— Start DATA FOR THE TASK —
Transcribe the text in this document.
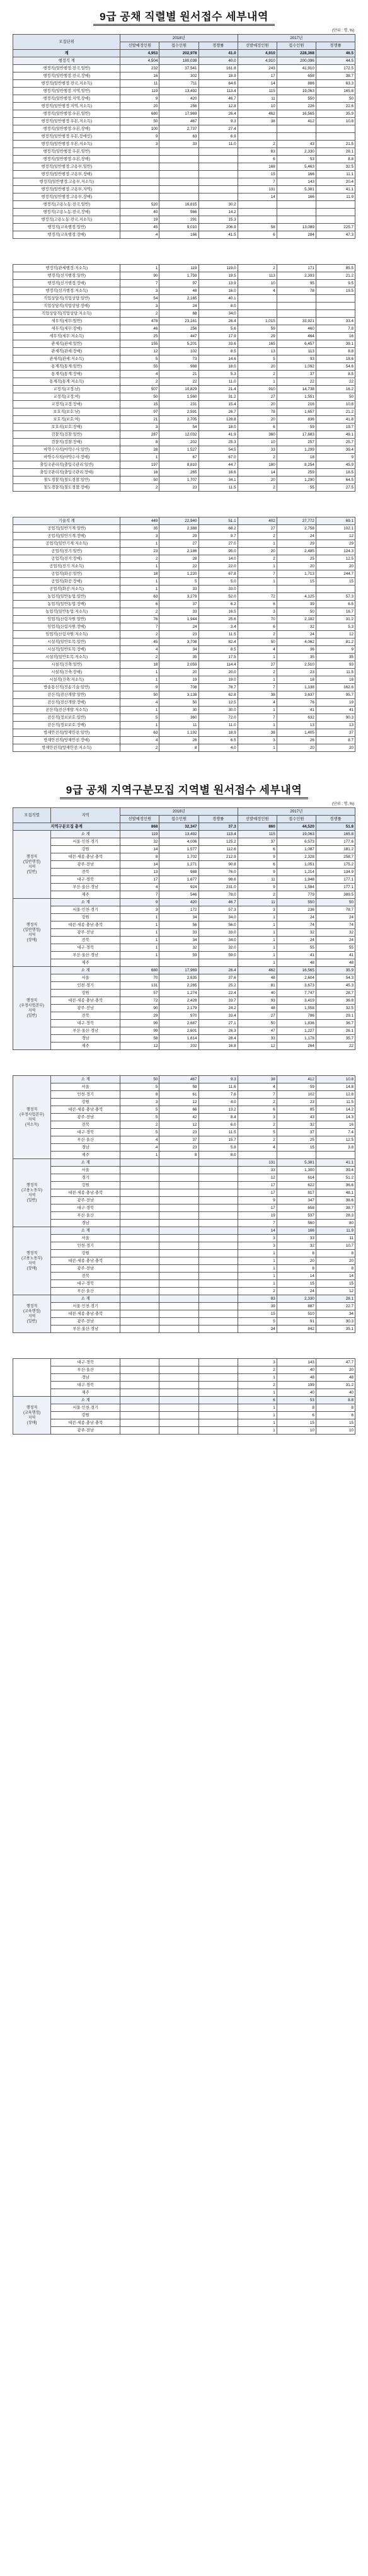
9급 공채 직렬별 원서접수 세부내역
(단위 : 명, %)
모집단위	2018년			2017년		
	선발예정인원	접수인원	경쟁률	선발예정인원	접수인원	경쟁률
계	4,953	202,978	41.0	4,910	228,368	46.5
행정직 계	4,504	180,038	40.0	4,910	200,096	44.5
행정직(일반행정:전국,일반)	232	37,541	161.8	243	41,910	172.5
행정직(일반행정:전국,장애)	16	302	18.9	17	658	38.7
행정직(일반행정:전국,저소득)	11	711	64.6	14	886	63.3
행정직(일반행정:지역,일반)	119	13,492	113.4	115	19,063	165.8
행정직(일반행정:지역,장애)	9	420	46.7	11	550	50
행정직(일반행정:지역,저소득)	20	256	12.8	10	226	22.6
행정직(일반행정:우본,일반)	680	17,969	26.4	462	16,565	35.9
행정직(일반행정:우본,저소득)	50	467	9.3	38	412	10.8
행정직(일반행정:우본,장애)	100	2,737	27.4			
행정직(일반행정:우본,장애인)	9	63	6.9			
행정직(일반행정:우본,저소득)	3	33	11.0	2	43	21.5
행정직(일반행정:우본,일반)				83	2,330	28.1
행정직(일반행정:우본,장애)				6	53	8.8
행정직(일반행정:고용부,일반)				168	5,463	32.5
행정직(일반행정:고용부,장애)				15	166	11.1
행정직(일반행정:고용부,저소득)				7	143	20.4
행정직(일반행정:고용부,지역)				131	5,381	41.1
행정직(일반행정:고용부,장애)				14	166	11.9
행정직(고용노동:전국,일반)	520	16,815	30.2			
행정직(고용노동:전국,장애)	40	566	14.2			
행정직(고용노동:전국,저소득)	19	291	15.3			
행정직(교육행정:일반)	45	9,010	206.9	58	13,089	225.7
행정직(교육행정:장애)	4	166	41.5	6	284	47.3
행정직(관세행정:저소득)	1	119	119.0	2	171	85.5
행정직(선거행정:일반)	90	1,759	19.5	113	2,393	21.2
행정직(선거행정:장애)	7	97	13.9	10	95	9.5
행정직(선거행정:저소득)	3	48	16.0	4	78	19.5
직업상담직(직업상담:일반)	54	2,165	40.1			
직업상담직(직업상담:장애)	3	24	8.0			
직업상담직(직업상담:저소득)	2	68	34.0			
세무직(세무:일반)	478	23,161	26.4	1,015	33,921	33.4
세무직(세무:장애)	46	256	5.6	59	460	7.8
세무직(세무:저소득)	25	447	17.9	29	464	16
관세직(관세:일반)	155	5,201	33.6	165	6,457	39.1
관세직(관세:장애)	12	102	8.5	13	113	8.8
관세직(관세:저소득)	5	73	14.6	5	93	18.6
통계직(통계:일반)	55	988	18.0	20	1,092	54.6
통계직(통계:장애)	4	21	5.3	2	37	8.5
통계직(통계:저소득)	2	22	11.0	1	22	22
교정직(교정:남)	507	10,829	21.4	910	14,738	16.2
교정직(교정:여)	50	1,560	31.2	27	1,551	50
교정직(교정:장애)	15	231	15.4	20	216	10.8
보호직(보호:남)	97	2,591	26.7	78	1,657	21.2
보호직(보호:여)	21	2,705	128.8	20	836	41.8
보호직(보호:장애)	3	54	18.0	6	59	19.7
검찰직(검찰:일반)	287	12,032	41.9	360	17,683	49.1
검찰직(검찰:장애)	8	202	25.3	10	257	25.7
마약수사직(마약수사:일반)	28	1,527	54.5	33	1,299	39.4
마약수사직(마약수사:장애)	1	67	67.0	2	18	9
출입국관리직(출입국관리:일반)	197	8,810	44.7	180	8,254	45.9
출입국관리직(출입국관리:장애)	16	265	16.6	14	259	18.5
철도경찰직(철도경찰:일반)	50	1,707	34.1	20	1,290	64.5
철도경찰직(철도경찰:장애)	2	23	11.5	2	55	27.5
기술직 계	449	22,940	51.1	402	27,772	69.1
공업직(일반기계:일반)	35	2,388	68.2	27	2,758	102.1
공업직(일반기계:장애)	3	29	9.7	2	24	12
공업직(일반기계:저소득)	1	27	27.0	1	29	29
공업직(전기:일반)	23	2,186	95.0	20	2,485	124.3
공업직(전기:장애)	2	28	14.0	2	25	12.5
공업직(전기:저소득)	1	22	22.0	1	20	20
공업직(화공:일반)	18	1,220	67.8	7	1,713	244.7
공업직(화공:장애)	1	5	5.0	1	15	15
공업직(화공:저소득)	1	33	33.0			
농업직(일반농업:일반)	63	3,279	52.0	72	4,125	57.3
농업직(일반농업:장애)	6	37	6.2	6	39	6.5
농업직(일반농업:저소득)	2	33	16.5	3	50	16.7
임업직(산림자원:일반)	76	1,944	25.6	70	2,182	31.2
임업직(산림자원:장애)	7	24	3.4	6	32	5.3
임업직(산림자원:저소득)	2	23	11.5	2	24	12
시설직(일반토목:일반)	45	3,708	82.4	50	4,062	81.2
시설직(일반토목:장애)	4	34	8.5	4	36	9
시설직(일반토목:저소득)	2	35	17.5	1	35	35
시설직(건축:일반)	18	2,059	114.4	27	2,510	93
시설직(건축:장애)	1	20	20.0	2	23	11.5
시설직(건축:저소득)	1	19	19.0	1	18	18
방송통신직(전송기술:일반)	9	708	78.7	7	1,138	162.6
전산직(전산개발:일반)	50	3,138	62.8	38	3,637	95.7
전산직(전산개발:장애)	4	50	12.5	4	76	19
전산직(전산개발:저소득)	1	30	30.0	1	41	41
전산직(정보보호:일반)	5	360	72.0	7	632	90.3
전산직(정보보호:장애)	1	11	11.0	1	13	13
방재안전직(방재안전:일반)	63	1,192	18.9	38	1,405	37
방재안전직(방재안전:장애)	4	26	6.5	3	26	8.7
방재안전직(방재안전:저소득)	2	8	4.0	1	20	20
9급 공채 지역구분모집 지역별 원서접수 세부내역
(단위 : 명, %)
모집직렬	지역	2018년			2017년		
		선발예정인원	접수인원	경쟁률	선발예정인원	접수인원	경쟁률
지역구분모집 총계		868	32,347	37.3	860	44,520	51.8
행정직
(일반행정)
지역
(일반)	소 계	119	13,492	113.4	115	19,063	165.8
	서울·인천·경기	32	4,006	125.2	37	6,573	177.6
	강원	14	1,577	112.6	6	1,087	181.2
	대전·세종·충남·충북	8	1,702	212.9	9	2,328	258.7
	광주·전남	14	1,271	90.8	6	1,051	175.2
	전북	13	988	76.0	9	1,214	134.9
	대구·경북	17	1,677	98.6	11	1,948	177.1
	부산·울산·경남	4	924	231.0	9	1,584	177.1
	제주	7	546	78.0	2	779	389.5
행정직
(일반행정)
지역
(장애)	소 계	9	420	46.7	11	550	50
	서울·인천·경기	3	172	57.3	3	236	78.7
	강원	1	34	34.0	1	24	24
	대전·세종·충남·충북	1	56	56.0	1	74	74
	광주·전남	1	33	33.0	1	32	32
	전북	1	34	34.0	1	24	24
	대구·경북	1	32	32.0	1	55	55
	부산·울산·경남	1	59	59.0	1	41	41
	제주				1	48	48
행정직
(우정사업본부)
지역
(일반)	소 계	680	17,969	26.4	462	16,565	35.9
	서울	70	2,635	37.6	48	2,604	54.3
	인천·경기	131	2,265	25.2	81	3,673	45.3
	강원	57	1,274	22.4	40	7,747	28.7
	대전·세종·충남·충북	72	2,428	33.7	93	3,419	36.8
	광주·전남	90	2,179	24.2	48	1,558	32.5
	전북	29	970	33.4	27	786	29.1
	대구·경북	99	2,687	27.1	50	1,836	36.7
	부산·울산·경남	99	2,601	26.3	47	1,227	26.1
	경남	58	1,614	28.4	33	1,178	35.7
	제주	12	202	16.8	12	264	22
행정직
(우정사업본부)
지역
(저소득)	소 계	50	467	9.3	38	412	10.8
	서울	5	58	11.6	4	59	14.8
	인천·경기	8	61	7.6	7	102	12.8
	강원	3	12	4.0	2	23	11.5
	대전·세종·충남·충북	5	66	13.2	6	85	14.2
	광주·전남	5	42	8.4	3	43	14.3
	전북	2	12	6.0	2	32	16
	대구·경북	5	23	11.5	5	37	7.4
	부산·울산	4	37	15.7	2	25	12.5
	경남	4	23	5.8	4	15	3.8
	제주	1	8	8.0			
행정직
(고용노동부)
지역
(일반)	소 계				131	5,381	41.1
	서울				33	1,300	39.4
	경기				12	614	51.2
	강원				17	622	36.6
	대전·세종·충남·충북				17	817	48.1
	광주·전남				9	347	38.6
	대구·경북				17	658	38.7
	부산·울산				19	537	28.3
	경남				7	560	80
행정직
(고용노동부)
지역
(장애)	소 계				14	166	11.9
	서울				3	33	11
	인천·경기				3	32	10.7
	강원				1	8	8
	대전·세종·충남·충북				1	20	20
	광주·전남				1	8	8
	전북				1	14	14
	대구·경북				1	15	15
	부산·울산				2	24	12
행정직
(교육행정)
지역
(일반)	소 계				83	2,330	28.1
	서울·인천·경기				39	887	22.7
	대전·세종·충남·충북				15	510	34
	광주·전남				5	91	30.3
	부산·울산·경남				24	842	35.1
	대구·경북				3	143	47.7
	부산·울산				2	40	20
	경남				1	48	48
	대구·경북				2	199	31.2
	제주				1	40	40
행정직
(교육행정)
지역
(장애)	소 계				6	53	8.8
	서울·인천·경기				1	8	8
	강원				1	6	6
	대전·세종·충남·충북				1	15	15
	광주·전남				1	10	10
— End DATA FOR THE TASK —
→ WORK INSTRUCTIONS
Only a number is wanted: how many lines contain "접수인원"?

→ COMPLETED TASK
2